Aim of the task
Search the material below for the string "list" and extract each line that has it.

Data entries:

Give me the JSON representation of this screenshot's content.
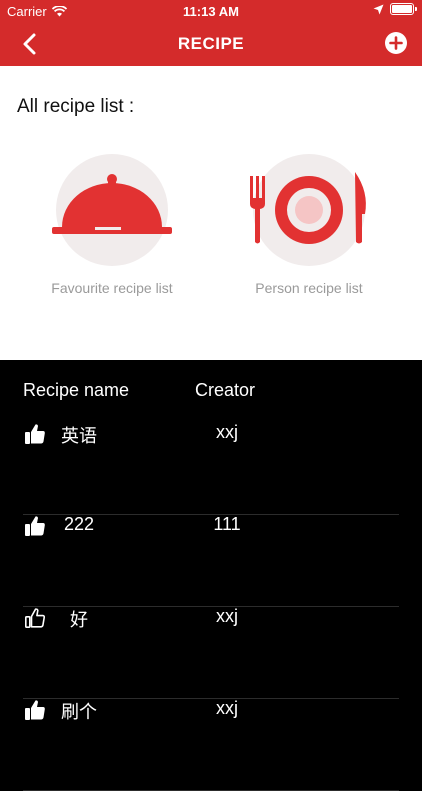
{
  "status_bar": {
    "carrier": "Carrier",
    "time": "11:13 AM"
  },
  "navbar": {
    "title": "RECIPE"
  },
  "main": {
    "section_title": "All recipe list :",
    "categories": [
      {
        "label": "Favourite recipe list",
        "icon": "cloche-icon"
      },
      {
        "label": "Person recipe list",
        "icon": "plate-cutlery-icon"
      }
    ]
  },
  "table": {
    "headers": {
      "name": "Recipe name",
      "creator": "Creator"
    },
    "rows": [
      {
        "name": "英语",
        "creator": "xxj",
        "liked": true
      },
      {
        "name": "222",
        "creator": "111",
        "liked": true
      },
      {
        "name": "好",
        "creator": "xxj",
        "liked": false
      },
      {
        "name": "刷个",
        "creator": "xxj",
        "liked": true
      }
    ]
  },
  "colors": {
    "brand_red": "#d42b2b",
    "icon_red": "#e23232",
    "circle_bg": "#f1ecec",
    "table_bg": "#000000"
  }
}
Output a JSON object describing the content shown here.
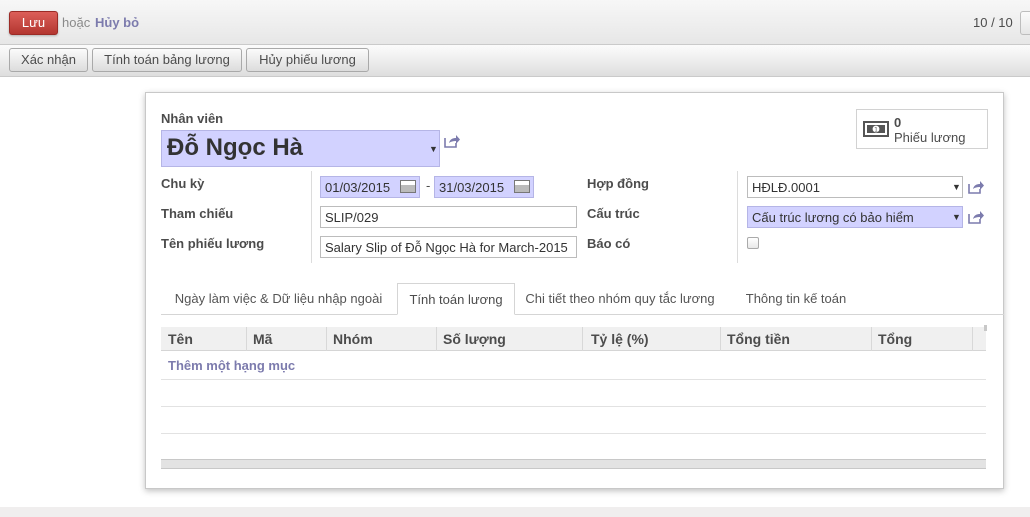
{
  "header": {
    "save_label": "Lưu",
    "or_text": "hoặc",
    "discard_label": "Hủy bỏ",
    "pager": "10 / 10"
  },
  "statusbar": {
    "buttons": [
      "Xác nhận",
      "Tính toán bảng lương",
      "Hủy phiếu lương"
    ]
  },
  "form": {
    "employee_label": "Nhân viên",
    "employee_value": "Đỗ Ngọc Hà",
    "smart_button": {
      "count": "0",
      "label": "Phiếu lương",
      "icon": "money-icon"
    },
    "period_label": "Chu kỳ",
    "date_from": "01/03/2015",
    "date_to": "31/03/2015",
    "date_dash": "-",
    "reference_label": "Tham chiếu",
    "reference_value": "SLIP/029",
    "payslip_name_label": "Tên phiếu lương",
    "payslip_name_value": "Salary Slip of Đỗ Ngọc Hà for March-2015",
    "contract_label": "Hợp đồng",
    "contract_value": "HĐLĐ.0001",
    "structure_label": "Cấu trúc",
    "structure_value": "Cấu trúc lương có bảo hiểm",
    "credit_note_label": "Báo có",
    "credit_note_checked": false
  },
  "tabs": [
    {
      "label": "Ngày làm việc & Dữ liệu nhập ngoài",
      "active": false
    },
    {
      "label": "Tính toán lương",
      "active": true
    },
    {
      "label": "Chi tiết theo nhóm quy tắc lương",
      "active": false
    },
    {
      "label": "Thông tin kế toán",
      "active": false
    }
  ],
  "table": {
    "columns": [
      "Tên",
      "Mã",
      "Nhóm",
      "Số lượng",
      "Tỷ lệ (%)",
      "Tổng tiền",
      "Tổng"
    ],
    "add_line": "Thêm một hạng mục"
  },
  "colors": {
    "save_button": "#c9443d",
    "required_field": "#d2d2ff",
    "link": "#7c7bad"
  }
}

Written reply
    "section_title": "All recipe list :",
        "label": "Favourite recipe list",
        "label": "Person recipe list",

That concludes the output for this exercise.